— Start DATASET ROWS —

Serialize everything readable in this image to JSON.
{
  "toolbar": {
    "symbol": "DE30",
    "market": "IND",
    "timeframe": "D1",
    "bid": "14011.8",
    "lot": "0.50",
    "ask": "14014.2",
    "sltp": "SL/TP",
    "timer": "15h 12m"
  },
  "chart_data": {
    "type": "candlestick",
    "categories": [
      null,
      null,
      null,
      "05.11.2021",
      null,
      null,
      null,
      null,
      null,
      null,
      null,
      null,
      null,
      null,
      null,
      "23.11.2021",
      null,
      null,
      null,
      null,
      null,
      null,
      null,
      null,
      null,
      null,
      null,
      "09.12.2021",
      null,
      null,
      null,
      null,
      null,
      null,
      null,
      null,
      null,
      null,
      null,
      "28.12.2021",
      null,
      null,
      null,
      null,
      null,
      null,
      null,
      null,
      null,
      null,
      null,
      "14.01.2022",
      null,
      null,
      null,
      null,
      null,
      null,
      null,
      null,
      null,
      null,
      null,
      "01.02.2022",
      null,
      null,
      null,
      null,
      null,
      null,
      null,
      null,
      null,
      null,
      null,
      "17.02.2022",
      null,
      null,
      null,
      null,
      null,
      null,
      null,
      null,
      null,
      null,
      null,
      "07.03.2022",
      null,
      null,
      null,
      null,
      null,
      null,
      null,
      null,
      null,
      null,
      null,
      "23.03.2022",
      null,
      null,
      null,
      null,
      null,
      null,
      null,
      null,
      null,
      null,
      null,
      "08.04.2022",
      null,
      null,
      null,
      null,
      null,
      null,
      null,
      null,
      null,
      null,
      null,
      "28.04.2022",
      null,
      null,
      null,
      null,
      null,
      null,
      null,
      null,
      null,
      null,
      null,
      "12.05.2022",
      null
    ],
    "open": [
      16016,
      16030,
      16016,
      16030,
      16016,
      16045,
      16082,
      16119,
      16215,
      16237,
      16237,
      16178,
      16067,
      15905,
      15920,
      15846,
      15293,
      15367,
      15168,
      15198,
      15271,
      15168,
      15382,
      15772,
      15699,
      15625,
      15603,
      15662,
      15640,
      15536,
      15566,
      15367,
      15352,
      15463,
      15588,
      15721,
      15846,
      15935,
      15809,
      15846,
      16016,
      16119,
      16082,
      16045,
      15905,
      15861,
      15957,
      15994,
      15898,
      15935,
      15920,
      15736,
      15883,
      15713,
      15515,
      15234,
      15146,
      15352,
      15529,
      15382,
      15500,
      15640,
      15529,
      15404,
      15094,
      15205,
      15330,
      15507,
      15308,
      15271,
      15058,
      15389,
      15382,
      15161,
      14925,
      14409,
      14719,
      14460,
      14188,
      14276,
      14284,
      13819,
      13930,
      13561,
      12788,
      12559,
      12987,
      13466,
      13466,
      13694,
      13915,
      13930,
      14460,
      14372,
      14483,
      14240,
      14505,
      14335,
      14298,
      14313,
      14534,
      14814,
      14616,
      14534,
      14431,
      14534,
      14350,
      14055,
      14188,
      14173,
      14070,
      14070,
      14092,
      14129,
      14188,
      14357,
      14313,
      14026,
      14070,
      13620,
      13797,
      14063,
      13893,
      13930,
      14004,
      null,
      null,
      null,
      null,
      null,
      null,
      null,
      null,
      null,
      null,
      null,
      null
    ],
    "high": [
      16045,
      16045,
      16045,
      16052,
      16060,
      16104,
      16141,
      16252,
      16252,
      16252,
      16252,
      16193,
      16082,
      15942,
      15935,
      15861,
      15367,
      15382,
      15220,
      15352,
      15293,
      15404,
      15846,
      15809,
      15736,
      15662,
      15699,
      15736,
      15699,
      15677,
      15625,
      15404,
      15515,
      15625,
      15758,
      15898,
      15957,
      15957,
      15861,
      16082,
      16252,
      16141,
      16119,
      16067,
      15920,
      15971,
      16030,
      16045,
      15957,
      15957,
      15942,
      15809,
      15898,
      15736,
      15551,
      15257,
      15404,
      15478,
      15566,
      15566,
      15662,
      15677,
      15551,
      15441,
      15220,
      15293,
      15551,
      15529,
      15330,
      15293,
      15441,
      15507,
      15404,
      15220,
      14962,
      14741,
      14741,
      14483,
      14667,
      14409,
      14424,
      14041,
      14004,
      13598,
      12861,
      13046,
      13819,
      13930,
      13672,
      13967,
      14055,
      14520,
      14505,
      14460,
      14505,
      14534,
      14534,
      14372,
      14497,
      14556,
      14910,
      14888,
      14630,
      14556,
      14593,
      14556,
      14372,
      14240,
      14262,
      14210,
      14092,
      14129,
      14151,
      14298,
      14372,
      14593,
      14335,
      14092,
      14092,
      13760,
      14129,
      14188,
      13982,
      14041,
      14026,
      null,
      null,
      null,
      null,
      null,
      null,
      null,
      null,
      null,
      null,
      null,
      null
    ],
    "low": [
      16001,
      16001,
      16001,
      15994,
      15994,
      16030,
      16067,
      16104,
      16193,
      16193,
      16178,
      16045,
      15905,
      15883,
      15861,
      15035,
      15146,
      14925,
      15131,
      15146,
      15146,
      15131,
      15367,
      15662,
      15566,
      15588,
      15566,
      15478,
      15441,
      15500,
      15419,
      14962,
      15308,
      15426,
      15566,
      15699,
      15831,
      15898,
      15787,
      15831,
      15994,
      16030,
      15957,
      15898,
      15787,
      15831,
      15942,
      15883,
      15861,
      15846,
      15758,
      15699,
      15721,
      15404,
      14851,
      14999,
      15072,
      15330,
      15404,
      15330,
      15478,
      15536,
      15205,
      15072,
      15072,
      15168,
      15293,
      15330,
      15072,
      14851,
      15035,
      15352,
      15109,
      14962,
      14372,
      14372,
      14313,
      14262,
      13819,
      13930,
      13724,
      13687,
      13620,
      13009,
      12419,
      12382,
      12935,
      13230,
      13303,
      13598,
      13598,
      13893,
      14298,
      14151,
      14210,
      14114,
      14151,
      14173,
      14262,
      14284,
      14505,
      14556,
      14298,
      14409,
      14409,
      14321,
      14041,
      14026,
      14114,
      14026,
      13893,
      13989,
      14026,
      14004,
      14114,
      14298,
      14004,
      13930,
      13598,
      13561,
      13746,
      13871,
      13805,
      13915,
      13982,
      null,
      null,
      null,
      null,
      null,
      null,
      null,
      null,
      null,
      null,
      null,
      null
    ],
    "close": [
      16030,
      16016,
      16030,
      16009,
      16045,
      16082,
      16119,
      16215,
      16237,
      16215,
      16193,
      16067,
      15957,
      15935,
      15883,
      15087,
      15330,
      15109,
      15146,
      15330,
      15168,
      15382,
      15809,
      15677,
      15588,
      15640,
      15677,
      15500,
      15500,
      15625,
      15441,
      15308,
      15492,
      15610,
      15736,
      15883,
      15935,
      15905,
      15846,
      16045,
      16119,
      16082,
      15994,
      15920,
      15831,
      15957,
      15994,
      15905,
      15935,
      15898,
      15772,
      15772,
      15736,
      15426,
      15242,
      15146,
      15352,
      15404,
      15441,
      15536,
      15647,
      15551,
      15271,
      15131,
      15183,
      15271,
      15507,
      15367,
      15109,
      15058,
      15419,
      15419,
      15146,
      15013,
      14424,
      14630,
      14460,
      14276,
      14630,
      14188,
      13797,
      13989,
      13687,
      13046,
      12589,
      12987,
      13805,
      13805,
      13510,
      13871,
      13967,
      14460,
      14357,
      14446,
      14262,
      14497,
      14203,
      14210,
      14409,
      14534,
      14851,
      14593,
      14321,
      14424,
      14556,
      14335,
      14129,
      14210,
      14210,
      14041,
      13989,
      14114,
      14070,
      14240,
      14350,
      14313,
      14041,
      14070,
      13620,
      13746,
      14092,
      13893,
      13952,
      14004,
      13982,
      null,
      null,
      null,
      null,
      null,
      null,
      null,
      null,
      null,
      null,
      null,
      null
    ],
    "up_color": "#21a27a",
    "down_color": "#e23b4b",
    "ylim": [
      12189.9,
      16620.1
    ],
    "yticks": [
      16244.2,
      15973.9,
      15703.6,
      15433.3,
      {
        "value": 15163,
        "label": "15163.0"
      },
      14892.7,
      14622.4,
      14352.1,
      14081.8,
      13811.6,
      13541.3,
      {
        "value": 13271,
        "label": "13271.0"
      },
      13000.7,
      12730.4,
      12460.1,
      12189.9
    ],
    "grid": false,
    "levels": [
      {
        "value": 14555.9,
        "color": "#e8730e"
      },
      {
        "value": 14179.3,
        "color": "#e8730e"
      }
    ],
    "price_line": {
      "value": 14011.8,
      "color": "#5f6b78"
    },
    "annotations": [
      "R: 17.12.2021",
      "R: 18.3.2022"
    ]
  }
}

— End DATASET ROWS —

EXERCISE INSTRUCTIONS: Extract every line containing the string "value" from the data above.

RESULT FOR THIS TASK:
        "value": 15163,
        "value": 13271,
        "value": 14555.9,
        "value": 14179.3,
      "value": 14011.8,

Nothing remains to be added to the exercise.